Your task is to transcribe the data in full.

══ Given data

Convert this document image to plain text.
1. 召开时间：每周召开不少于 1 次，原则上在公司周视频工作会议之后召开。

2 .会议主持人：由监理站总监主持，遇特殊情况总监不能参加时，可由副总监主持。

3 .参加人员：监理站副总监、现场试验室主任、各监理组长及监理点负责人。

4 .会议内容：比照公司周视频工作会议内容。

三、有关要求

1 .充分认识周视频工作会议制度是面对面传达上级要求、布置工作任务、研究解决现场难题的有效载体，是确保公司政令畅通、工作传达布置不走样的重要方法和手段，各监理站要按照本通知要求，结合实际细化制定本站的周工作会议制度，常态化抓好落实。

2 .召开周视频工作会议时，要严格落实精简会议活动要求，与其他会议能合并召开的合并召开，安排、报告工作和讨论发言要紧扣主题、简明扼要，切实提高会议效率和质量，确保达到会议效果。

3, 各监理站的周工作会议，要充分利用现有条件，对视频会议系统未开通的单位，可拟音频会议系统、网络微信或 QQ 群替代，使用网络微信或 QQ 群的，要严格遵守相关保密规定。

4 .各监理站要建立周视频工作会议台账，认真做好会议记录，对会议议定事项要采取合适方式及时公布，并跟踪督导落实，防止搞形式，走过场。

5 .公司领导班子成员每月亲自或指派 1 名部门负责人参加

════

Correct answer:
Convert this document image to plain text.
1. 召开时间：每周召开不少于 1 次，原则上在公司周视频工作会议之后召开。

2 .会议主持人：由监理站总监主持，遇特殊情况总监不能参加时，可由副总监主持。

3 .参加人员：监理站副总监、现场试验室主任、各监理组长及监理点负责人。

4 .会议内容：比照公司周视频工作会议内容。

三、有关要求

1 .充分认识周视频工作会议制度是面对面传达上级要求、布置工作任务、研究解决现场难题的有效载体，是确保公司政令畅通、工作传达布置不走样的重要方法和手段，各监理站要按照本通知要求，结合实际细化制定本站的周工作会议制度，常态化抓好落实。

2 .召开周视频工作会议时，要严格落实精简会议活动要求，与其他会议能合并召开的合并召开，安排、报告工作和讨论发言要紧扣主题、简明扼要，切实提高会议效率和质量，确保达到会议效果。

3, 各监理站的周工作会议，要充分利用现有条件，对视频会议系统未开通的单位，可拟音频会议系统、网络微信或 QQ 群替代，使用网络微信或 QQ 群的，要严格遵守相关保密规定。

4 .各监理站要建立周视频工作会议台账，认真做好会议记录，对会议议定事项要采取合适方式及时公布，并跟踪督导落实，防止搞形式，走过场。

5 .公司领导班子成员每月亲自或指派 1 名部门负责人参加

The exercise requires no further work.